**Do this:** Copy out the listing in full, exactly as written, but not its pictures.
───── Records
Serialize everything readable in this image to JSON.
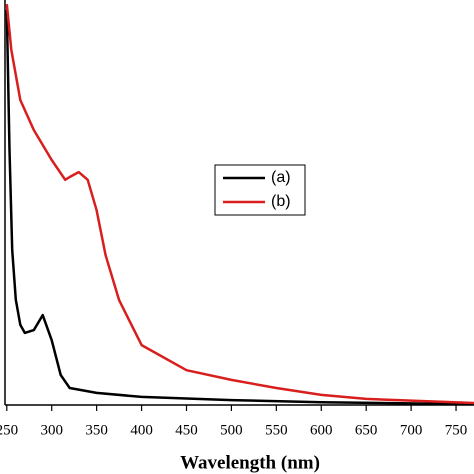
{
  "chart_data": {
    "type": "line",
    "x_label": "Wavelength (nm)",
    "xlim": [
      248,
      770
    ],
    "ylim": [
      0,
      1
    ],
    "xticks": [
      250,
      300,
      350,
      400,
      450,
      500,
      550,
      600,
      650,
      700,
      750
    ],
    "series": [
      {
        "name": "(a)",
        "color": "#000000",
        "x": [
          250,
          253,
          256,
          260,
          265,
          270,
          280,
          290,
          300,
          310,
          320,
          350,
          400,
          500,
          600,
          770
        ],
        "values": [
          0.975,
          0.63,
          0.383,
          0.26,
          0.198,
          0.178,
          0.185,
          0.222,
          0.16,
          0.074,
          0.042,
          0.03,
          0.02,
          0.012,
          0.007,
          0.002
        ]
      },
      {
        "name": "(b)",
        "color": "#d91e1e",
        "x": [
          250,
          255,
          265,
          280,
          300,
          315,
          320,
          330,
          340,
          350,
          360,
          375,
          400,
          450,
          500,
          550,
          600,
          650,
          770
        ],
        "values": [
          0.99,
          0.877,
          0.753,
          0.679,
          0.605,
          0.556,
          0.563,
          0.575,
          0.556,
          0.481,
          0.37,
          0.259,
          0.148,
          0.086,
          0.062,
          0.042,
          0.025,
          0.015,
          0.005
        ]
      }
    ],
    "legend": "center"
  }
}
──────────
**Written solution:**
Serialize everything readable in this image to JSON.
{
  "chart_data": {
    "type": "line",
    "x_label": "Wavelength (nm)",
    "xlim": [
      248,
      770
    ],
    "ylim": [
      0,
      1
    ],
    "xticks": [
      250,
      300,
      350,
      400,
      450,
      500,
      550,
      600,
      650,
      700,
      750
    ],
    "series": [
      {
        "name": "(a)",
        "color": "#000000",
        "x": [
          250,
          253,
          256,
          260,
          265,
          270,
          280,
          290,
          300,
          310,
          320,
          350,
          400,
          500,
          600,
          770
        ],
        "values": [
          0.975,
          0.63,
          0.383,
          0.26,
          0.198,
          0.178,
          0.185,
          0.222,
          0.16,
          0.074,
          0.042,
          0.03,
          0.02,
          0.012,
          0.007,
          0.002
        ]
      },
      {
        "name": "(b)",
        "color": "#d91e1e",
        "x": [
          250,
          255,
          265,
          280,
          300,
          315,
          320,
          330,
          340,
          350,
          360,
          375,
          400,
          450,
          500,
          550,
          600,
          650,
          770
        ],
        "values": [
          0.99,
          0.877,
          0.753,
          0.679,
          0.605,
          0.556,
          0.563,
          0.575,
          0.556,
          0.481,
          0.37,
          0.259,
          0.148,
          0.086,
          0.062,
          0.042,
          0.025,
          0.015,
          0.005
        ]
      }
    ],
    "legend": "center"
  }
}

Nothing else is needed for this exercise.